*Aim*. The listing below should be printed exactly, every line of it. Skip the pictures.

[Extracted data entries]
-------------------------

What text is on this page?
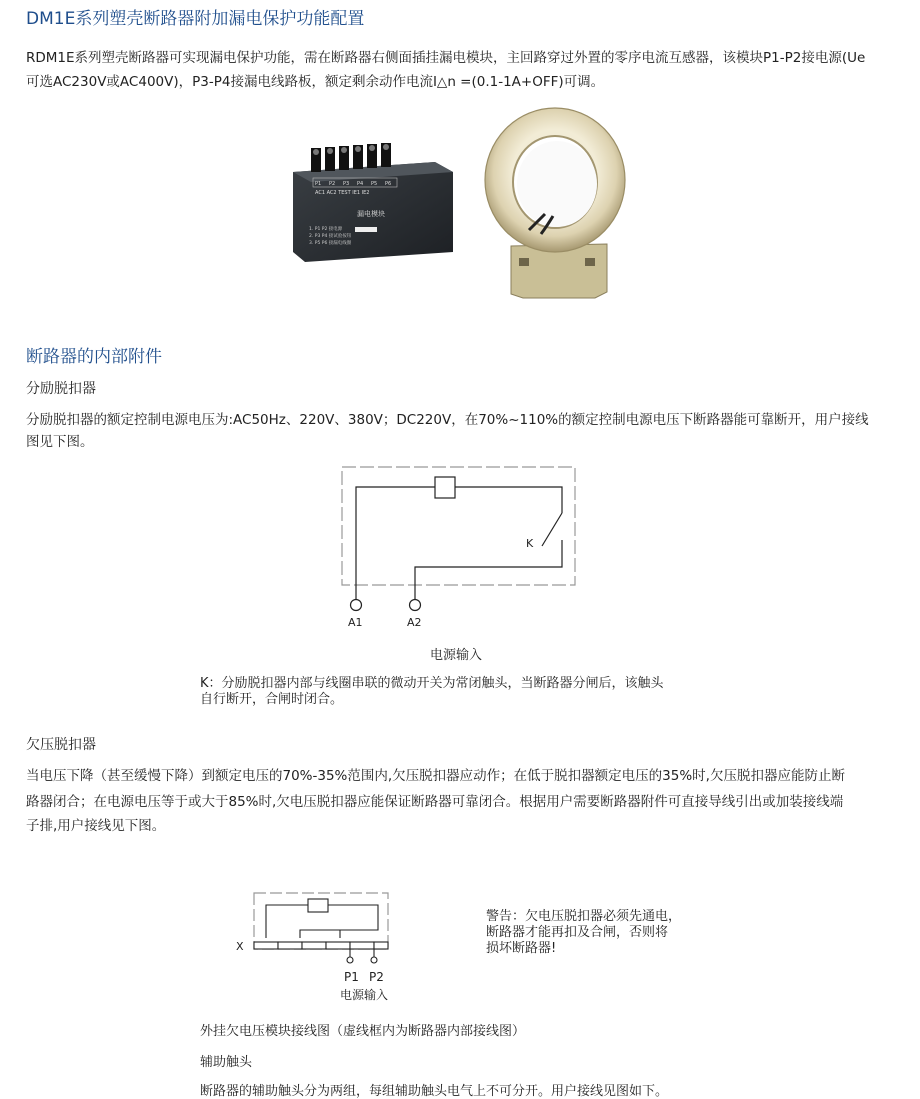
DM1E系列塑壳断路器附加漏电保护功能配置
RDM1E系列塑壳断路器可实现漏电保护功能，需在断路器右侧面插挂漏电模块，主回路穿过外置的零序电流互感器，该模块P1-P2接电源(Ue
可选AC230V或AC400V)，P3-P4接漏电线路板，额定剩余动作电流I△n =(0.1-1A+OFF)可调。
P1 P2 P3 P4 P5 P6
AC1 AC2 TEST IE1 IE2
漏电模块
1. P1 P2 接电源
2. P3 P4 接试验按钮
3. P5 P6 接漏电线圈
断路器的内部附件
分励脱扣器
分励脱扣器的额定控制电源电压为:AC50Hz、220V、380V；DC220V，在70%~110%的额定控制电源电压下断路器能可靠断开，用户接线
图见下图。
K
A1	A2
电源输入
K：分励脱扣器内部与线圈串联的微动开关为常闭触头，当断路器分闸后，该触头
自行断开，合闸时闭合。
欠压脱扣器
当电压下降（甚至缓慢下降）到额定电压的70%-35%范围内,欠压脱扣器应动作；在低于脱扣器额定电压的35%时,欠压脱扣器应能防止断
路器闭合；在电源电压等于或大于85%时,欠电压脱扣器应能保证断路器可靠闭合。根据用户需要断路器附件可直接导线引出或加装接线端
子排,用户接线见下图。
X
P1 P2
电源输入
警告：欠电压脱扣器必须先通电，
断路器才能再扣及合闸，否则将
损坏断路器!
外挂欠电压模块接线图（虚线框内为断路器内部接线图）
辅助触头
断路器的辅助触头分为两组，每组辅助触头电气上不可分开。用户接线见图如下。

-------------------------

*The solution*.
What text is on this page?
DM1E系列塑壳断路器附加漏电保护功能配置
RDM1E系列塑壳断路器可实现漏电保护功能，需在断路器右侧面插挂漏电模块，主回路穿过外置的零序电流互感器，该模块P1-P2接电源(Ue
可选AC230V或AC400V)，P3-P4接漏电线路板，额定剩余动作电流I△n =(0.1-1A+OFF)可调。
P1 P2 P3 P4 P5 P6
AC1 AC2 TEST IE1 IE2
漏电模块
1. P1 P2 接电源
2. P3 P4 接试验按钮
3. P5 P6 接漏电线圈
断路器的内部附件
分励脱扣器
分励脱扣器的额定控制电源电压为:AC50Hz、220V、380V；DC220V，在70%~110%的额定控制电源电压下断路器能可靠断开，用户接线
图见下图。
K
A1	A2
电源输入
K：分励脱扣器内部与线圈串联的微动开关为常闭触头，当断路器分闸后，该触头
自行断开，合闸时闭合。
欠压脱扣器
当电压下降（甚至缓慢下降）到额定电压的70%-35%范围内,欠压脱扣器应动作；在低于脱扣器额定电压的35%时,欠压脱扣器应能防止断
路器闭合；在电源电压等于或大于85%时,欠电压脱扣器应能保证断路器可靠闭合。根据用户需要断路器附件可直接导线引出或加装接线端
子排,用户接线见下图。
X
P1 P2
电源输入
警告：欠电压脱扣器必须先通电，
断路器才能再扣及合闸，否则将
损坏断路器!
外挂欠电压模块接线图（虚线框内为断路器内部接线图）
辅助触头
断路器的辅助触头分为两组，每组辅助触头电气上不可分开。用户接线见图如下。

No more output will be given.